→ **Job**:
Give the data below again exactly as it stands. Omit the pictures.

+---+

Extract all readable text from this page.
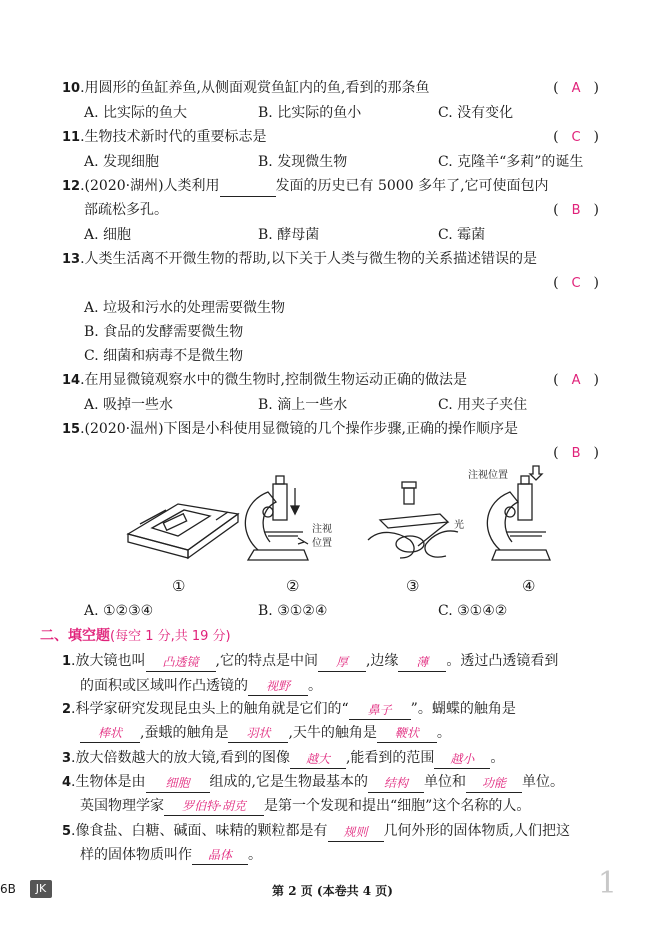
10.用圆形的鱼缸养鱼,从侧面观赏鱼缸内的鱼,看到的那条鱼	( A )
A. 比实际的鱼大	B. 比实际的鱼小	C. 没有变化
11.生物技术新时代的重要标志是	( C )
A. 发现细胞	B. 发现微生物	C. 克隆羊“多莉”的诞生
12.(2020·湖州)人类利用	发面的历史已有 5000 多年了,它可使面包内
部疏松多孔。	( B )
A. 细胞	B. 酵母菌	C. 霉菌
13.人类生活离不开微生物的帮助,以下关于人类与微生物的关系描述错误的是
( C )
A. 垃圾和污水的处理需要微生物
B. 食品的发酵需要微生物
C. 细菌和病毒不是微生物
14.在用显微镜观察水中的微生物时,控制微生物运动正确的做法是	( A )
A. 吸掉一些水	B. 滴上一些水	C. 用夹子夹住
15.(2020·温州)下图是小科使用显微镜的几个操作步骤,正确的操作顺序是
( B )
注视
位置
光
注视位置
①	②	③	④
A. ①②③④	B. ③①②④	C. ③①④②
二、填空题(每空 1 分,共 19 分)
1.放大镜也叫 凸透镜 ,它的特点是中间 厚 ,边缘 薄 。透过凸透镜看到
的面积或区域叫作凸透镜的 视野 。
2.科学家研究发现昆虫头上的触角就是它们的“ 鼻子 ”。蝴蝶的触角是
棒状 ,蚕蛾的触角是 羽状 ,天牛的触角是 鞭状 。
3.放大倍数越大的放大镜,看到的图像 越大 ,能看到的范围 越小 。
4.生物体是由 细胞 组成的,它是生物最基本的 结构 单位和 功能 单位。
英国物理学家 罗伯特·胡克 是第一个发现和提出“细胞”这个名称的人。
5.像食盐、白糖、碱面、味精的颗粒都是有 规则 几何外形的固体物质,人们把这
样的固体物质叫作 晶体 。
6B	JK	第 2 页 (本卷共 4 页)	1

+---+

→ **Reply**:
Extract all readable text from this page.
10.用圆形的鱼缸养鱼,从侧面观赏鱼缸内的鱼,看到的那条鱼	( A )
A. 比实际的鱼大	B. 比实际的鱼小	C. 没有变化
11.生物技术新时代的重要标志是	( C )
A. 发现细胞	B. 发现微生物	C. 克隆羊“多莉”的诞生
12.(2020·湖州)人类利用	发面的历史已有 5000 多年了,它可使面包内
部疏松多孔。	( B )
A. 细胞	B. 酵母菌	C. 霉菌
13.人类生活离不开微生物的帮助,以下关于人类与微生物的关系描述错误的是
( C )
A. 垃圾和污水的处理需要微生物
B. 食品的发酵需要微生物
C. 细菌和病毒不是微生物
14.在用显微镜观察水中的微生物时,控制微生物运动正确的做法是	( A )
A. 吸掉一些水	B. 滴上一些水	C. 用夹子夹住
15.(2020·温州)下图是小科使用显微镜的几个操作步骤,正确的操作顺序是
( B )
注视
位置
光
注视位置
①	②	③	④
A. ①②③④	B. ③①②④	C. ③①④②
二、填空题(每空 1 分,共 19 分)
1.放大镜也叫 凸透镜 ,它的特点是中间 厚 ,边缘 薄 。透过凸透镜看到
的面积或区域叫作凸透镜的 视野 。
2.科学家研究发现昆虫头上的触角就是它们的“ 鼻子 ”。蝴蝶的触角是
棒状 ,蚕蛾的触角是 羽状 ,天牛的触角是 鞭状 。
3.放大倍数越大的放大镜,看到的图像 越大 ,能看到的范围 越小 。
4.生物体是由 细胞 组成的,它是生物最基本的 结构 单位和 功能 单位。
英国物理学家 罗伯特·胡克 是第一个发现和提出“细胞”这个名称的人。
5.像食盐、白糖、碱面、味精的颗粒都是有 规则 几何外形的固体物质,人们把这
样的固体物质叫作 晶体 。
6B	JK	第 2 页 (本卷共 4 页)	1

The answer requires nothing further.